* Short task
Select all lines with the string "Design" in them, and copy those lines.

* Information supplied
====

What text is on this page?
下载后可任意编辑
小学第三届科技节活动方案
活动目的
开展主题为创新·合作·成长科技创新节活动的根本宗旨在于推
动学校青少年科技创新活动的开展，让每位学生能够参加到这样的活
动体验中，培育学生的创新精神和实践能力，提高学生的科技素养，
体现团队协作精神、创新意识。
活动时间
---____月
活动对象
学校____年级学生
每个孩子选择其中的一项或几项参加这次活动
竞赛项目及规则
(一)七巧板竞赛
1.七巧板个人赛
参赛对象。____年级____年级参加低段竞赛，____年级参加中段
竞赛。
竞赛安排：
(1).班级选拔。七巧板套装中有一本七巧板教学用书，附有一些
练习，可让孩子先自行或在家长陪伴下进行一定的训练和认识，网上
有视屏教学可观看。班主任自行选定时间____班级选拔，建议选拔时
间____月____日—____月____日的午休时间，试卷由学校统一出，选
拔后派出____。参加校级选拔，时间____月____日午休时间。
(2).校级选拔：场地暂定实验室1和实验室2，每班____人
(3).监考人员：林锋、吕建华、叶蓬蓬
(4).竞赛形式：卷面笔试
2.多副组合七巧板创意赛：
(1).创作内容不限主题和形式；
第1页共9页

====

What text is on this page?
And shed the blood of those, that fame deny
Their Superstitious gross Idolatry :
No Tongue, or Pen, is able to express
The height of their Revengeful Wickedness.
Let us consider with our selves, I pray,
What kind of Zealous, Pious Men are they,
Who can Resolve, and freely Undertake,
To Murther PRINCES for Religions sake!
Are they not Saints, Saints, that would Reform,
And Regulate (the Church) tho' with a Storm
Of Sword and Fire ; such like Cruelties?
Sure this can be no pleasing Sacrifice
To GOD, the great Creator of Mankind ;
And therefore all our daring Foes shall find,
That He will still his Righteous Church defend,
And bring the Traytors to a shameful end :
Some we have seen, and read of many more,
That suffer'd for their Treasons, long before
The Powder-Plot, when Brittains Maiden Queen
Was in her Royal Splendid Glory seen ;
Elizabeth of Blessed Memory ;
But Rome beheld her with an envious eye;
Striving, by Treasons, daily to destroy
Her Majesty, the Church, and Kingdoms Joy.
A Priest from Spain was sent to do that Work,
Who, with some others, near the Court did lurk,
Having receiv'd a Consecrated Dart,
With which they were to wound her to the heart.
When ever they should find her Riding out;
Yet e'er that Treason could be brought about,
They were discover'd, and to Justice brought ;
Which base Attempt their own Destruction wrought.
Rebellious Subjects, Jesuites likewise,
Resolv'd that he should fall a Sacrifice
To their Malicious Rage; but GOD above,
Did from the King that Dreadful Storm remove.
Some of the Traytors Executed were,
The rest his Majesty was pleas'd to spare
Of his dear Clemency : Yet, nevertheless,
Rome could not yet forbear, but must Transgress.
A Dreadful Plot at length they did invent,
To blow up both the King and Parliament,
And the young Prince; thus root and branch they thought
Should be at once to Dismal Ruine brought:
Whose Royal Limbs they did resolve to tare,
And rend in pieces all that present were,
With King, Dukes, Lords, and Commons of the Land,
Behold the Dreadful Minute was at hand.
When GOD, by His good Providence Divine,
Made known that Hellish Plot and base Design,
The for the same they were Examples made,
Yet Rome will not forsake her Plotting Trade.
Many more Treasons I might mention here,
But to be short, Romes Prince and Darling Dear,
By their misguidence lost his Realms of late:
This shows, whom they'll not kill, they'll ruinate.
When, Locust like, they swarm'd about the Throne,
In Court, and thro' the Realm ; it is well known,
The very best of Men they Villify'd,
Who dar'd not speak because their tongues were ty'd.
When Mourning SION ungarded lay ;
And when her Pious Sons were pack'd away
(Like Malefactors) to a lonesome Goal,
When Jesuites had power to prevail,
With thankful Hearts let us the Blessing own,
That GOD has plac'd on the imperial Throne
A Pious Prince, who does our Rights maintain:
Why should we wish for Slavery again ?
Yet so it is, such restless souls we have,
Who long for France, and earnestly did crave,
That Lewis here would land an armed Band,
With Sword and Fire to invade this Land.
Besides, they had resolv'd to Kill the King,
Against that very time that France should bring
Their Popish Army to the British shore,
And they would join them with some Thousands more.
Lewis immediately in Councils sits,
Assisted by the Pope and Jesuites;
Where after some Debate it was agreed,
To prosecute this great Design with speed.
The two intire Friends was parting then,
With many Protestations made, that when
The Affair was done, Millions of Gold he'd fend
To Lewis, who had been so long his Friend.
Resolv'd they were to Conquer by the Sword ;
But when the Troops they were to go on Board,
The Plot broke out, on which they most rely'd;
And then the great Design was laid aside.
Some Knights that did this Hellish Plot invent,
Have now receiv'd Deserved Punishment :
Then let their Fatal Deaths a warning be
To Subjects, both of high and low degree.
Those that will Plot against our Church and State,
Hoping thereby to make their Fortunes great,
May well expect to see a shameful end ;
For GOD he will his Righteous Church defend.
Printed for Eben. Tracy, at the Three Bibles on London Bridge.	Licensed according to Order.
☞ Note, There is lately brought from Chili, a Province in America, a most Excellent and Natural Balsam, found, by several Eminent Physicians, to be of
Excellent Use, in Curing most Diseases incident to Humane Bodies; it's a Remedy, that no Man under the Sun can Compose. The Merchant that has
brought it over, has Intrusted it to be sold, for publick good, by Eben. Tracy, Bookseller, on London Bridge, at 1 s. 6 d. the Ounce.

====

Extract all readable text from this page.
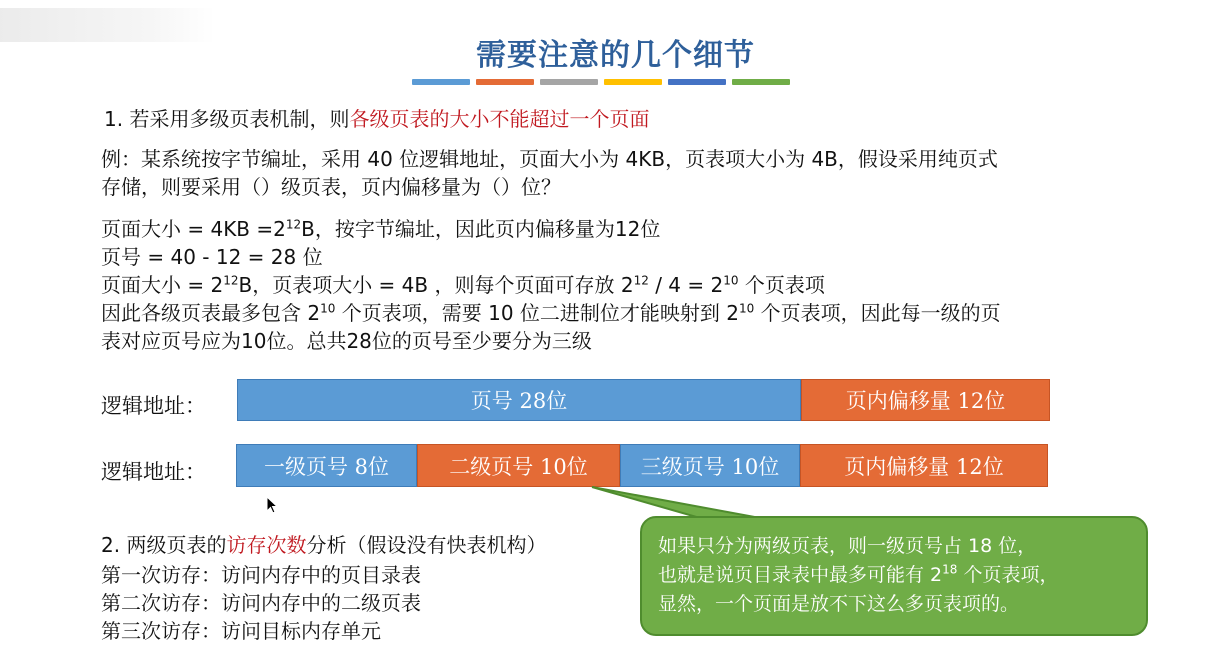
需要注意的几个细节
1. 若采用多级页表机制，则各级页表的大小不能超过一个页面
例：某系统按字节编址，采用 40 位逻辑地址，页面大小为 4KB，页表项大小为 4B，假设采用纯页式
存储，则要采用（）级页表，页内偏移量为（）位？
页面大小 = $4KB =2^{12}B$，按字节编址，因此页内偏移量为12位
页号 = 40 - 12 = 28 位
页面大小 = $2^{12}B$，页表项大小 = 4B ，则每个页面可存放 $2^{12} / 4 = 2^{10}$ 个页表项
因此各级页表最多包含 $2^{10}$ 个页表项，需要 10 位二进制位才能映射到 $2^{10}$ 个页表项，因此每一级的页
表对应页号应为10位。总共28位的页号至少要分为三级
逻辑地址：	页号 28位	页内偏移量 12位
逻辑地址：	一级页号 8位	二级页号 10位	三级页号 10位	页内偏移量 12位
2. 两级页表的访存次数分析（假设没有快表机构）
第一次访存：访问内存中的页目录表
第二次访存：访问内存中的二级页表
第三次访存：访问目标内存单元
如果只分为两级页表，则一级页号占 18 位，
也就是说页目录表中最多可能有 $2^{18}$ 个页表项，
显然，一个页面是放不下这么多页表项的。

====

* Task solution
Made known that Hellish Plot and base Design,
To prosecute this great Design with speed.
And then the great Design was laid aside.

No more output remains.